==== MATERIAL FOR THE TASK ====

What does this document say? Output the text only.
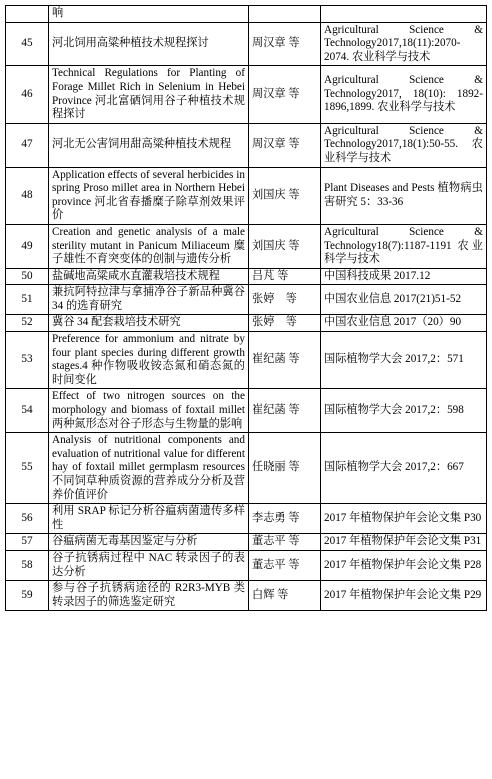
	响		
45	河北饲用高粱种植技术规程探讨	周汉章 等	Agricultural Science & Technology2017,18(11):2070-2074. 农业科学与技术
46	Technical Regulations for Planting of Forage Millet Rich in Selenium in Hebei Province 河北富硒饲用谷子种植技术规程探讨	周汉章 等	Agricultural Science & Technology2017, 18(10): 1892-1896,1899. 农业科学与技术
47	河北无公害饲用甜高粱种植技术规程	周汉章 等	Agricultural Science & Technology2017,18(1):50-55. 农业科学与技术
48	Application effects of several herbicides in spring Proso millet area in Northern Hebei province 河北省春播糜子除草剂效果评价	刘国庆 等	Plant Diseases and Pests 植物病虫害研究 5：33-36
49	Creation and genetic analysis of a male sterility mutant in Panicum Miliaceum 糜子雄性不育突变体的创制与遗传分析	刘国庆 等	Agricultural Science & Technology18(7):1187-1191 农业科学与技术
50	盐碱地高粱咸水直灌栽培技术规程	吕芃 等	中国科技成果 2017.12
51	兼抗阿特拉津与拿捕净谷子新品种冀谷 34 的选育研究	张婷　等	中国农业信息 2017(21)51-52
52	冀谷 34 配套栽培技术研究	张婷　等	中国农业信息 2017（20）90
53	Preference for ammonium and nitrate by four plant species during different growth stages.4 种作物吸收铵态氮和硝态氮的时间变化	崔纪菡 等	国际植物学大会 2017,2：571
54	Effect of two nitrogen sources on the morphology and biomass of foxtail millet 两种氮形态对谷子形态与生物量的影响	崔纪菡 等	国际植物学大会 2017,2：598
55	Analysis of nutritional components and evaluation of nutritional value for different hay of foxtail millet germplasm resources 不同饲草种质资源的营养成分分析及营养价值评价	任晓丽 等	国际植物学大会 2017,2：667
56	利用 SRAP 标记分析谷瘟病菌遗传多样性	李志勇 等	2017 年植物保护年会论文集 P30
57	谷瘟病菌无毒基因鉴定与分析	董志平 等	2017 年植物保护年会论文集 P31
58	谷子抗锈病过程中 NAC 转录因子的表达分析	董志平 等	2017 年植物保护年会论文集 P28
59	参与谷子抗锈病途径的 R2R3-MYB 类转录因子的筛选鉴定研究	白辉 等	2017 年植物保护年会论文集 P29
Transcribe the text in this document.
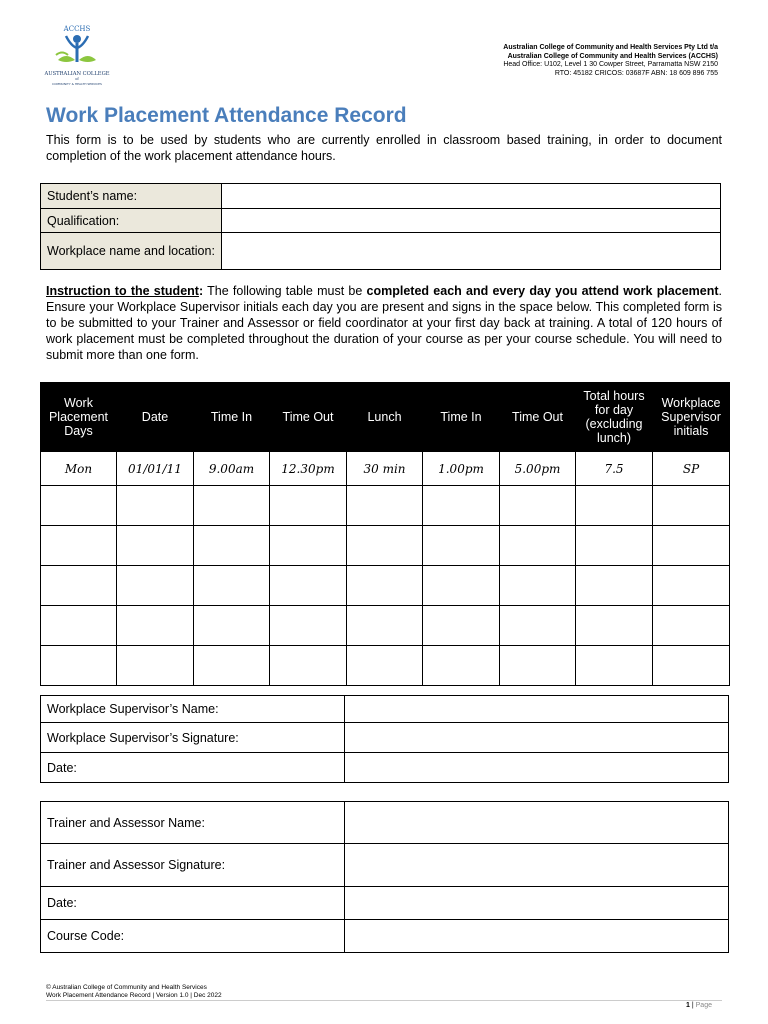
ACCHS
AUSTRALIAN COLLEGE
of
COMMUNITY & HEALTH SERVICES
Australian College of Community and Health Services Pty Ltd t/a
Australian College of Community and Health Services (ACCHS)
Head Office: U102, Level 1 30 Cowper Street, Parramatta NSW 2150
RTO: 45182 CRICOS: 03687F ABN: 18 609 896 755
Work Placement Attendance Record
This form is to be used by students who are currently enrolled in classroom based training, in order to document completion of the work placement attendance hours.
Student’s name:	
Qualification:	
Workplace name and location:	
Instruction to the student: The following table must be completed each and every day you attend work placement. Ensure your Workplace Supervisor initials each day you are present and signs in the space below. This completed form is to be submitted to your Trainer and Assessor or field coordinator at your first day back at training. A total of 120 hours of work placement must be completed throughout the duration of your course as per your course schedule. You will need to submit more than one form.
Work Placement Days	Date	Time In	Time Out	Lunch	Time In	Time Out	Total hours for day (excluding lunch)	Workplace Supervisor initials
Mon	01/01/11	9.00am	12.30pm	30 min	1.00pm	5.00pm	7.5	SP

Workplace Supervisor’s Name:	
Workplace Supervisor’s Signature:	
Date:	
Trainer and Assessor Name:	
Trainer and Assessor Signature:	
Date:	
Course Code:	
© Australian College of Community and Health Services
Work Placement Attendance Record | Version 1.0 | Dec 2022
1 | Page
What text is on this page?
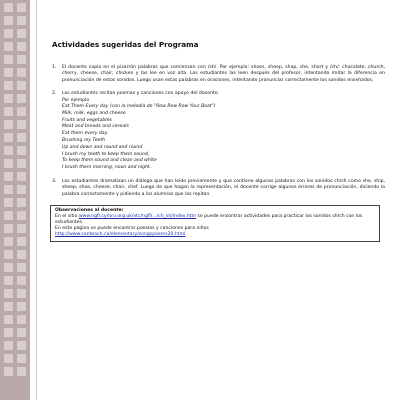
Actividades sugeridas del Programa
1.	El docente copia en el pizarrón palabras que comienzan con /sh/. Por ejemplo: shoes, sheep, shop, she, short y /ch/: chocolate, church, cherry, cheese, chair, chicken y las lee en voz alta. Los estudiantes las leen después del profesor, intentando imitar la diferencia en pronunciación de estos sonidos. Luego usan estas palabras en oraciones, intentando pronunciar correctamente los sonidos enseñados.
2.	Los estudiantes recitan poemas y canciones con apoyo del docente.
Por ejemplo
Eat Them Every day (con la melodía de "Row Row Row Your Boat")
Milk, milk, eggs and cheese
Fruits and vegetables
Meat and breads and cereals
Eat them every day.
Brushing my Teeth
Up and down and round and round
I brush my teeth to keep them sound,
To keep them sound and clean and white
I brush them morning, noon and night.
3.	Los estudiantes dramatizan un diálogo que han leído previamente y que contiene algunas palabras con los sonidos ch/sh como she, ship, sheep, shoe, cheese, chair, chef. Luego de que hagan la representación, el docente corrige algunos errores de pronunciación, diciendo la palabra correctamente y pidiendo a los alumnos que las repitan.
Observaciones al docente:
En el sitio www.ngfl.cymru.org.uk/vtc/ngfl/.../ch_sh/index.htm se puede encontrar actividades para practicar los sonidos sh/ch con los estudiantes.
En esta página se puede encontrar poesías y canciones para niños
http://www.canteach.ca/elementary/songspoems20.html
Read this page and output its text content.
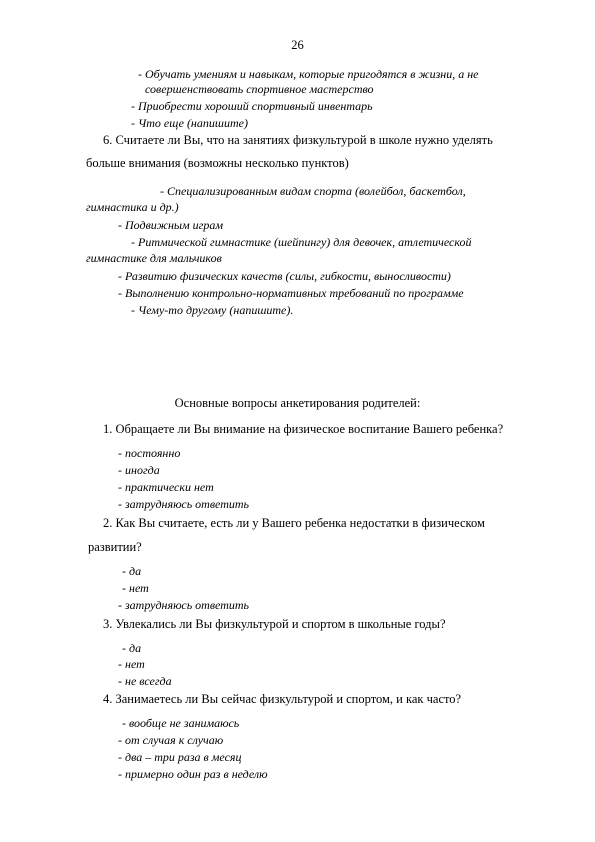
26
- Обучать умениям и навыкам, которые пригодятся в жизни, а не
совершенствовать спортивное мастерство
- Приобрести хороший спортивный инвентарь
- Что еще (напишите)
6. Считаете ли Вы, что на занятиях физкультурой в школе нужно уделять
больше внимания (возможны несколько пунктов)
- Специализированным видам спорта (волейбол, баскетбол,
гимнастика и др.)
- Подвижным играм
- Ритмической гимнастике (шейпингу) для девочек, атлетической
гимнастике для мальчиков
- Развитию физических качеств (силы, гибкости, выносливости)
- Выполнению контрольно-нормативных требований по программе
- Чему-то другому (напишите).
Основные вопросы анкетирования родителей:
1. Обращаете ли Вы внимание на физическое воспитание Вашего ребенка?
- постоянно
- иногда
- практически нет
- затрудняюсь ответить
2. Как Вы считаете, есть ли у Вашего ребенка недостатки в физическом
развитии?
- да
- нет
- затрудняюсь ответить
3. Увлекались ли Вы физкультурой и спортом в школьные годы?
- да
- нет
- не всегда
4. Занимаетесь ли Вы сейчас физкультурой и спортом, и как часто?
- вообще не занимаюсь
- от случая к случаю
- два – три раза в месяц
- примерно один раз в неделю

====

THE PROBLEM: From the material above, count the lines that include "sheep" and give only the total.

OUTPUT OF THE EXERCISE: 2